━━━ Source records

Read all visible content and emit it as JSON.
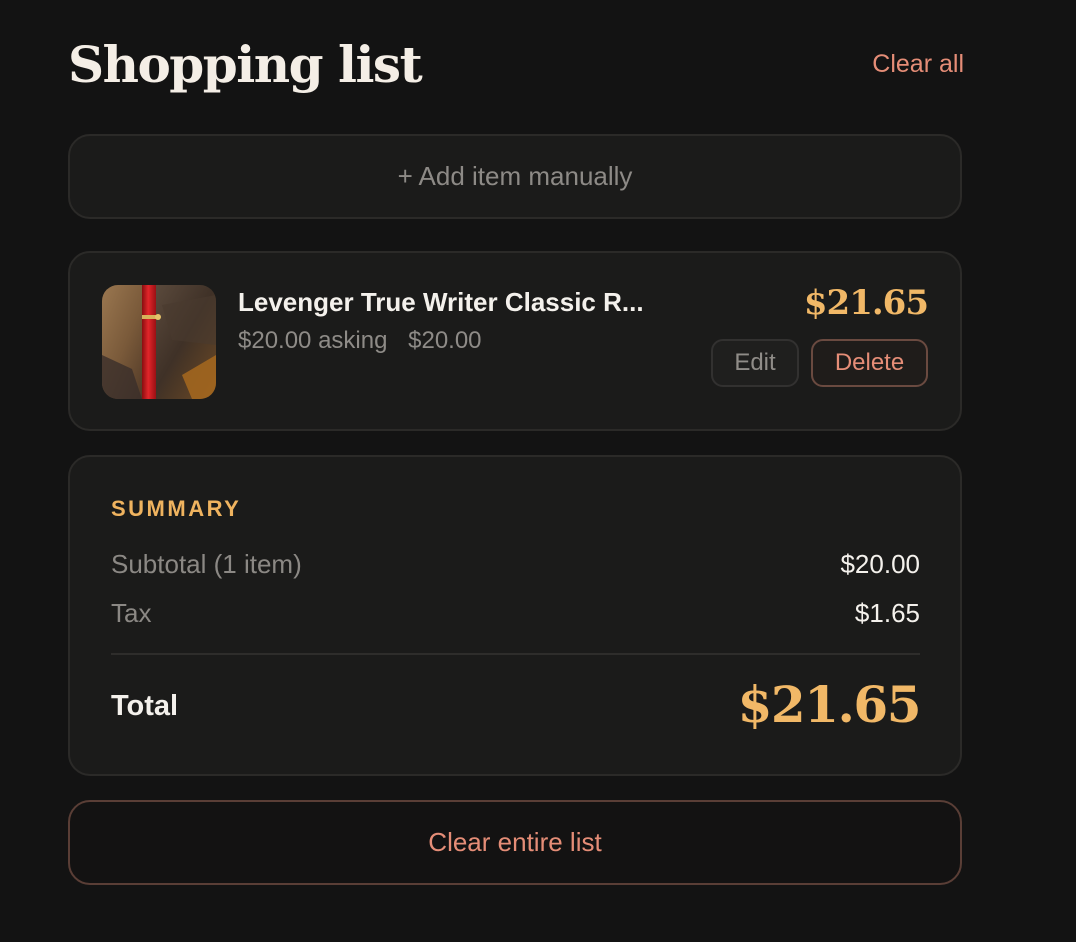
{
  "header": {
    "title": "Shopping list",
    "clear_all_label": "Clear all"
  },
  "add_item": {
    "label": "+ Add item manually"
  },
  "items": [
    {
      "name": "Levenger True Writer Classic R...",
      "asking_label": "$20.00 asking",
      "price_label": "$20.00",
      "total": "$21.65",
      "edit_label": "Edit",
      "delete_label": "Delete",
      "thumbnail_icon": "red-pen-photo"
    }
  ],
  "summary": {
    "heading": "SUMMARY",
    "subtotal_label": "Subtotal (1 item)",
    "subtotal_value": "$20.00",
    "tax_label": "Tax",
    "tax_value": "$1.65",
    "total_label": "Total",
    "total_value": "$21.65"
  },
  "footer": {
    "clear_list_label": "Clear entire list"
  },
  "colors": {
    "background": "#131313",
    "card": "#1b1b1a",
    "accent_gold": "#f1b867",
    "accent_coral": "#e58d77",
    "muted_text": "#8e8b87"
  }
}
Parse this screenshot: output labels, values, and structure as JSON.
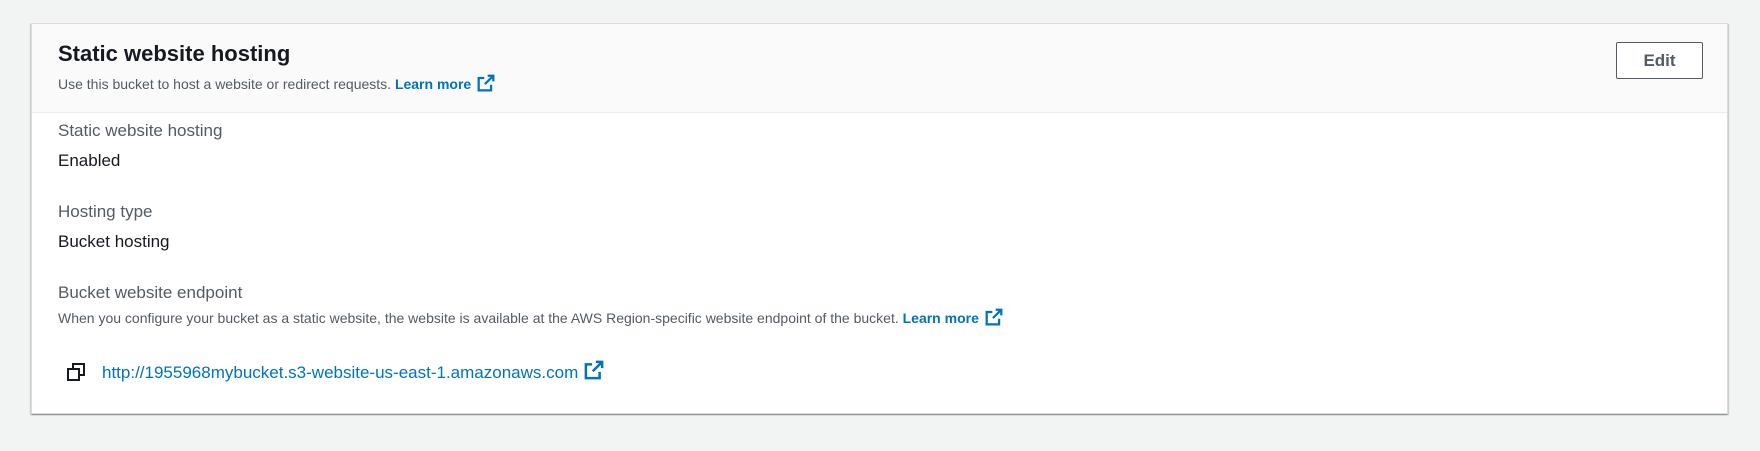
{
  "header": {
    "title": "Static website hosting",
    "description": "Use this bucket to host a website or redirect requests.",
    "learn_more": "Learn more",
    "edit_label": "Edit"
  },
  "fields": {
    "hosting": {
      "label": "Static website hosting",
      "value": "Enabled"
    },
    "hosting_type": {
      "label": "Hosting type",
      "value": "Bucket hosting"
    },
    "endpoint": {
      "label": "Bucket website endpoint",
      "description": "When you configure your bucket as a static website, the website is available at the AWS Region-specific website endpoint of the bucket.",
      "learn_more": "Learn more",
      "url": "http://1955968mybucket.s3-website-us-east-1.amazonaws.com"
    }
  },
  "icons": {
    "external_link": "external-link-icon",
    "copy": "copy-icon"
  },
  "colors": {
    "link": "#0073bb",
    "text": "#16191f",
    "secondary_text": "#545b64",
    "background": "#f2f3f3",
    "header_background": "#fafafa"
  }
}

━━━━━━

Locate the word "link" in the entries, and copy every line where it is found.

> **Written reply**:
    "external_link": "external-link-icon",
    "link": "#0073bb",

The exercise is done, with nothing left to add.